Pick out every line that holds the string "arcmin" and copy it.

▼▼▼

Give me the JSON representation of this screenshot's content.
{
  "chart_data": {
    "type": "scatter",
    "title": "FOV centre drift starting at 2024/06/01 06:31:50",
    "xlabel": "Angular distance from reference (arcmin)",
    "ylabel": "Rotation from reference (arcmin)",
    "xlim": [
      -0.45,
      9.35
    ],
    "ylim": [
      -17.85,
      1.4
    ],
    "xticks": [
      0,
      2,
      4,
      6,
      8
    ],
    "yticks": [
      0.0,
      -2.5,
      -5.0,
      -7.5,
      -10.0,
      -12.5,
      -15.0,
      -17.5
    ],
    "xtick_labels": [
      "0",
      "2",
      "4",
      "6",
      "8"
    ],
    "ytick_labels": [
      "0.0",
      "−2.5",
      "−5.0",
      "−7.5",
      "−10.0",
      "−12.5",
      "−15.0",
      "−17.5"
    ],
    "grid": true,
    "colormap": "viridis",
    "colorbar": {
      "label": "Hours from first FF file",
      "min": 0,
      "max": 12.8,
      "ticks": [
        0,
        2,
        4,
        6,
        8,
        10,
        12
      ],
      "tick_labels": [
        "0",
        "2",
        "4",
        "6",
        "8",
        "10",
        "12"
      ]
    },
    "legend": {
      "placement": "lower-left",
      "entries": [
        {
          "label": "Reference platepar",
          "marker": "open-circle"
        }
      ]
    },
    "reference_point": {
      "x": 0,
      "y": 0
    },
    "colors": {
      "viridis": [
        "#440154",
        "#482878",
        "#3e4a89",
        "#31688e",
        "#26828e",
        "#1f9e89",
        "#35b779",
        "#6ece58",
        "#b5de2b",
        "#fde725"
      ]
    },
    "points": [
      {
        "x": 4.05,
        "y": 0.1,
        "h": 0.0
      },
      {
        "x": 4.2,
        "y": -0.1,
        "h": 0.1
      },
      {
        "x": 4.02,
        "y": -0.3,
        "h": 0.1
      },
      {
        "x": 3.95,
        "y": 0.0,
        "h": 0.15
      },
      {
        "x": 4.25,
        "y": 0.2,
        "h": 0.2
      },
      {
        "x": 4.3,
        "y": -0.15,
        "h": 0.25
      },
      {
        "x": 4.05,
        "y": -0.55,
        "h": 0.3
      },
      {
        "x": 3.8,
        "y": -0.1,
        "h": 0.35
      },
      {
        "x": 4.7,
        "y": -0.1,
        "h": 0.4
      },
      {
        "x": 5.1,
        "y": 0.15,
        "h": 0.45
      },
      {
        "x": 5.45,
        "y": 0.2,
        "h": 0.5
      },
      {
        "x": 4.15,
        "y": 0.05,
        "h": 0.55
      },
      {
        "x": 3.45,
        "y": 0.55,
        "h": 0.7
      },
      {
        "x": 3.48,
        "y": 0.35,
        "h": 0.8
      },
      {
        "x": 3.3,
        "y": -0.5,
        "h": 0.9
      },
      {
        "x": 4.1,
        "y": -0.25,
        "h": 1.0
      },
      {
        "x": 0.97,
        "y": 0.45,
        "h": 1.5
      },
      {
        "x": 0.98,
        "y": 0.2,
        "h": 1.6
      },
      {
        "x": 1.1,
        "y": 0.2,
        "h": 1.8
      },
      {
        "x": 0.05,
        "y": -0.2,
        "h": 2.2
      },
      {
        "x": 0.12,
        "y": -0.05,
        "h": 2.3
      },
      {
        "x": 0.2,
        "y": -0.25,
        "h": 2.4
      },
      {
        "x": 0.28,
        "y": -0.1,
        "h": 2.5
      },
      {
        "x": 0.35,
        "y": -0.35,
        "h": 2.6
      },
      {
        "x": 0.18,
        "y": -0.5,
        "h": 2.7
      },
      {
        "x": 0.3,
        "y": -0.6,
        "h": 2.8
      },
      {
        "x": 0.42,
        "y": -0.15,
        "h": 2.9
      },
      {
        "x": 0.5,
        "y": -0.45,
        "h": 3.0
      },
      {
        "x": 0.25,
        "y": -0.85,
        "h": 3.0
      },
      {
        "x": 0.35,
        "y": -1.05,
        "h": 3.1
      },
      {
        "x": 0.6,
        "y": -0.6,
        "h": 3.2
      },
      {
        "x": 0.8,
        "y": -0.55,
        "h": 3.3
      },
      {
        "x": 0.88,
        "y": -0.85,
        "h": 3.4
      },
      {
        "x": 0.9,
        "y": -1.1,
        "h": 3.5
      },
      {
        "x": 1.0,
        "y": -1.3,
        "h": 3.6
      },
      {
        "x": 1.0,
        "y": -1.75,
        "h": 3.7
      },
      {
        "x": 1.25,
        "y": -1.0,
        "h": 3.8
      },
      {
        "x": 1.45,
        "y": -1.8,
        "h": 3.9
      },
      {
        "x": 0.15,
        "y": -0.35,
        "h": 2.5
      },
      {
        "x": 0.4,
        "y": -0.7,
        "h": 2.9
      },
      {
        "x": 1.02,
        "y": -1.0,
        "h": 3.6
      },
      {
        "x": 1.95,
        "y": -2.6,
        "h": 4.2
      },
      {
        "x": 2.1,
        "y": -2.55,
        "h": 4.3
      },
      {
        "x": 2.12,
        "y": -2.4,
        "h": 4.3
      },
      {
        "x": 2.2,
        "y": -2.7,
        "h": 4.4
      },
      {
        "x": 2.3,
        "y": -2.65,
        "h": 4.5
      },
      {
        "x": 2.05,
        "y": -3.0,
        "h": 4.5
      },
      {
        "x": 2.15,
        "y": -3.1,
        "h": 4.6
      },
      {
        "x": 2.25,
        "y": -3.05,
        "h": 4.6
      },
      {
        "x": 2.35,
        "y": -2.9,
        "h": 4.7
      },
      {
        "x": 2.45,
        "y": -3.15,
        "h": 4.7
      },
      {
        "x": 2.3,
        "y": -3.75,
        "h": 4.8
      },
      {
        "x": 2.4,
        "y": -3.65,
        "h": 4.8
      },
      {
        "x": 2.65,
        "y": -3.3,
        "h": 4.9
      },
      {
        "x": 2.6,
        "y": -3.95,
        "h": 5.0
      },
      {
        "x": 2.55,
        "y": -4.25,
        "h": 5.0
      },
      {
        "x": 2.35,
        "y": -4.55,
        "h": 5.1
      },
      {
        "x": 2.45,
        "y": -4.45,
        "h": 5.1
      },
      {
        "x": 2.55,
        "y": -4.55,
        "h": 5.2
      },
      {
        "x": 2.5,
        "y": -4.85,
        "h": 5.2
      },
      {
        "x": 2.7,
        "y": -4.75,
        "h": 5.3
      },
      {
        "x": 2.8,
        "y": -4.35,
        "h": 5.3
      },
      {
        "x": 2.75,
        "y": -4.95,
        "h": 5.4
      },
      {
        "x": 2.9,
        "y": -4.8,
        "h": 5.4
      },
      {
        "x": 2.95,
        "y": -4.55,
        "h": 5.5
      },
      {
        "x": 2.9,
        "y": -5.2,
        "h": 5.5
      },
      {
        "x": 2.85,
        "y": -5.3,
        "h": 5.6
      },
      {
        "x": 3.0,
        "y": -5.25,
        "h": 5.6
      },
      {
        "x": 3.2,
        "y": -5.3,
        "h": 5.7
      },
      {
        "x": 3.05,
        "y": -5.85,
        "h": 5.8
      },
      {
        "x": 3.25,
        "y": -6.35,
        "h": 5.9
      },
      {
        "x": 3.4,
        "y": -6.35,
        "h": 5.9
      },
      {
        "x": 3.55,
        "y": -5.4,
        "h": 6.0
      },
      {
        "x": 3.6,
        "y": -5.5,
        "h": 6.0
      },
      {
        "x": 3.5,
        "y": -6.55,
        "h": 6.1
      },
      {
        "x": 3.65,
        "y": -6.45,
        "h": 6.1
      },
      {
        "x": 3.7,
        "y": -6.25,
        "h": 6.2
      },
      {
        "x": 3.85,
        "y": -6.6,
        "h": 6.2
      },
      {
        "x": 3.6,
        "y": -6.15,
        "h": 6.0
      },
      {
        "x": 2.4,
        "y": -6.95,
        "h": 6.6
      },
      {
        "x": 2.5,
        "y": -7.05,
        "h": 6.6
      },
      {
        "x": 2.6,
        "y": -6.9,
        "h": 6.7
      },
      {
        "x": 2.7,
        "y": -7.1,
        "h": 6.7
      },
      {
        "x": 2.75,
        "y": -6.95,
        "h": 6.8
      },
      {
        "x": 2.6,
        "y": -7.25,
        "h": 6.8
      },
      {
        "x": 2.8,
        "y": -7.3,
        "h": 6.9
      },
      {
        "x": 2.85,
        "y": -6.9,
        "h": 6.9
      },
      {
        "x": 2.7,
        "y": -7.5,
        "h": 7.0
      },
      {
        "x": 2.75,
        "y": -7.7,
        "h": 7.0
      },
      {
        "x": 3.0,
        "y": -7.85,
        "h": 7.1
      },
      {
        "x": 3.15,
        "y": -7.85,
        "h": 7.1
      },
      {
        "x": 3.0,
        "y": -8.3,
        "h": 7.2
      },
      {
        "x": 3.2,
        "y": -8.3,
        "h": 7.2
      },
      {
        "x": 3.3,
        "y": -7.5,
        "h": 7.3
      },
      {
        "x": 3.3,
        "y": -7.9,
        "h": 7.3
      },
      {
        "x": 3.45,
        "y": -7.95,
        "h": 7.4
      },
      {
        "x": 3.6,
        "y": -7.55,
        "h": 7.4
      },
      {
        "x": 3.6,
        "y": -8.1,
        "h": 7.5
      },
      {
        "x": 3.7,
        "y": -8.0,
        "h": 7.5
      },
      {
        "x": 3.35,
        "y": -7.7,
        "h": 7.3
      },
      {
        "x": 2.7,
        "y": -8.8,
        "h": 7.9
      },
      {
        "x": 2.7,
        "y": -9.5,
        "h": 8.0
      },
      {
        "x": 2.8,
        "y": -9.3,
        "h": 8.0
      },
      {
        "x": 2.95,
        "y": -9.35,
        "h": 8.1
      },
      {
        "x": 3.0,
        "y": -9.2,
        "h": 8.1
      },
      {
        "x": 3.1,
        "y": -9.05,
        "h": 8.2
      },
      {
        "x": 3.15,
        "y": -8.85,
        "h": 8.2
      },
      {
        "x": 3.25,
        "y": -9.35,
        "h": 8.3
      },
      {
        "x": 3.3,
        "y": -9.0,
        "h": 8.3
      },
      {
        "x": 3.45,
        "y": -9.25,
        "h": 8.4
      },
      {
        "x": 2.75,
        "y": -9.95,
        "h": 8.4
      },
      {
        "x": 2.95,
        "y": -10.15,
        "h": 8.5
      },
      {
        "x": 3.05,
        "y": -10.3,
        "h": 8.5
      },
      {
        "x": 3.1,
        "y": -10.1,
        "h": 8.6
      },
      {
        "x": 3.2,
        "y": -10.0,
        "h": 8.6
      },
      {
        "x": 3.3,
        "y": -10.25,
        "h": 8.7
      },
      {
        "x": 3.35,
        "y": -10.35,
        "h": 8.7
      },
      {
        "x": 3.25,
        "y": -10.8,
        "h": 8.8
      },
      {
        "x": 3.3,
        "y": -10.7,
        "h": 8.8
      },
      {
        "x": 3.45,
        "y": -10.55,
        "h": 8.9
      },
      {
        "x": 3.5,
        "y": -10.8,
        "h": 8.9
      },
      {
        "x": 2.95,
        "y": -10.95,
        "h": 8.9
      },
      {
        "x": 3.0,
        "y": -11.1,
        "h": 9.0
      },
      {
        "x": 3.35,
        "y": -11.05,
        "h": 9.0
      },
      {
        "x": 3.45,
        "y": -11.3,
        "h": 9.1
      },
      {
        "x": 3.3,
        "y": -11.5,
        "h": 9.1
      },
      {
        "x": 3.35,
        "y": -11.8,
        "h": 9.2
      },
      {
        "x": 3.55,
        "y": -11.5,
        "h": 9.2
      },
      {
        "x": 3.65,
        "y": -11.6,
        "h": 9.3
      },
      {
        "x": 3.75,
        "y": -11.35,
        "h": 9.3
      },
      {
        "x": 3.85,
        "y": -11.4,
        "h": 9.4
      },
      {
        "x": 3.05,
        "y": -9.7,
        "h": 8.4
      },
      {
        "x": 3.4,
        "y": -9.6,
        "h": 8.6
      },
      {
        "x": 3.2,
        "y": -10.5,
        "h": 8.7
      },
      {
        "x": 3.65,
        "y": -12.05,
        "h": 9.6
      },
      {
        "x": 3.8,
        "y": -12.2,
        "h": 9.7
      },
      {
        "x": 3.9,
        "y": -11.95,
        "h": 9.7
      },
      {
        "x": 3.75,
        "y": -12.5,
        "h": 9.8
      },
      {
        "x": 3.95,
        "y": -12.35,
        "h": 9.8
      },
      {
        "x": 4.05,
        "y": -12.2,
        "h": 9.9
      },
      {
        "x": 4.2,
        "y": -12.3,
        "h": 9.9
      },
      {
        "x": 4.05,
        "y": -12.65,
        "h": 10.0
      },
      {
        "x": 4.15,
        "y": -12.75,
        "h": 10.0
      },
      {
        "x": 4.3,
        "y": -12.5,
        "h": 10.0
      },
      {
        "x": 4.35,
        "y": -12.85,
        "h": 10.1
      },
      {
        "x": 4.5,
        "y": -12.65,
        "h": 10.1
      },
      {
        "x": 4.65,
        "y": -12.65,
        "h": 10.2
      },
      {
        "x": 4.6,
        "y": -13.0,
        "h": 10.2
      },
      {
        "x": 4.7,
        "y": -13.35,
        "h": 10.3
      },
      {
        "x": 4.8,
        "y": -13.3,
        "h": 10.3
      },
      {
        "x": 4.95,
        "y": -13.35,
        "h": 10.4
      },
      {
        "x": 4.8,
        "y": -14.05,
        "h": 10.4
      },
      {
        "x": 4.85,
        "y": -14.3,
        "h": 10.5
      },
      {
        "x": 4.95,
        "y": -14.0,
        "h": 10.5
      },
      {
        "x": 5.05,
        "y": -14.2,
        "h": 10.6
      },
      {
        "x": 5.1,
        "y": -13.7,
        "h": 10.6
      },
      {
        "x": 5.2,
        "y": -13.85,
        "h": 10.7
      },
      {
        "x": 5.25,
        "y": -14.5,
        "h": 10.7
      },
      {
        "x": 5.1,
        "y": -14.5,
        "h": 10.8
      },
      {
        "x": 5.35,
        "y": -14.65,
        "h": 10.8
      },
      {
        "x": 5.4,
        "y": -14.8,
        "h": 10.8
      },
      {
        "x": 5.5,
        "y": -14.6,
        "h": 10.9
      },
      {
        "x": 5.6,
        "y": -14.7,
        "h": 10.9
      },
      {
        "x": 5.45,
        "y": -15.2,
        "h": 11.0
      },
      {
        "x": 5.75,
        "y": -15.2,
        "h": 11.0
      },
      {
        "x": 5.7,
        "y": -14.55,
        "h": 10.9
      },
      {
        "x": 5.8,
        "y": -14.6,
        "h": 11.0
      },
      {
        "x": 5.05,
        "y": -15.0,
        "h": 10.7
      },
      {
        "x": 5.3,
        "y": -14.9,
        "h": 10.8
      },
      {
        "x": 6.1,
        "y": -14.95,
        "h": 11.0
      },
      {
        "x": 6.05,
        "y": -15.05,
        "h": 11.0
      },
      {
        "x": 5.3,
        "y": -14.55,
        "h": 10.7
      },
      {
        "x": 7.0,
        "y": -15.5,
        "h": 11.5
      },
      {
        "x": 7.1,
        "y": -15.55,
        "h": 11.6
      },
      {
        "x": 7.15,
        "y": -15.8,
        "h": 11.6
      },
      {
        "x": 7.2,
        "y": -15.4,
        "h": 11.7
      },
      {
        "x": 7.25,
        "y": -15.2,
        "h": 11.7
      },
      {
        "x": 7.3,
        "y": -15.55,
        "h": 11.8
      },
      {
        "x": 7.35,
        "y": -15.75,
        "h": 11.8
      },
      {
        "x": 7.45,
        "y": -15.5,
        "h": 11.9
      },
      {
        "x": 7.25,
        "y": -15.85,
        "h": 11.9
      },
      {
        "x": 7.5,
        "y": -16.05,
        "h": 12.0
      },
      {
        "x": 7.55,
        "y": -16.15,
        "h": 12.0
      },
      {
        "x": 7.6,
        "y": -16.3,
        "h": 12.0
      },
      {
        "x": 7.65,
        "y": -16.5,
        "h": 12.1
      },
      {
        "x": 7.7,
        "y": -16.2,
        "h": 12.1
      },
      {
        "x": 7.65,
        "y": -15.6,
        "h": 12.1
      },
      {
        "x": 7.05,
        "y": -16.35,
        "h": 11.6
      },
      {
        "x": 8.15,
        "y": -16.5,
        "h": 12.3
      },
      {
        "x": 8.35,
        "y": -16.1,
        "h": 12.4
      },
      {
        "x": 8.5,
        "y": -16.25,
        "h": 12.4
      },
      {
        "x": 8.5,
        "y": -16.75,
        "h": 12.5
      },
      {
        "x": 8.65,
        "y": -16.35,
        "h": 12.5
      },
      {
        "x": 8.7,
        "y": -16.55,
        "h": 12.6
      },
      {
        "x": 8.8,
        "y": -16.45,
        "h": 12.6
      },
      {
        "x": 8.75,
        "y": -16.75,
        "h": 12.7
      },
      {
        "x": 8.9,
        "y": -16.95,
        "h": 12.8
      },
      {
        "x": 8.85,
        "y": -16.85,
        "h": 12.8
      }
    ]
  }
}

▲▲▲

## RESULT
    "xlabel": "Angular distance from reference (arcmin)",
    "ylabel": "Rotation from reference (arcmin)",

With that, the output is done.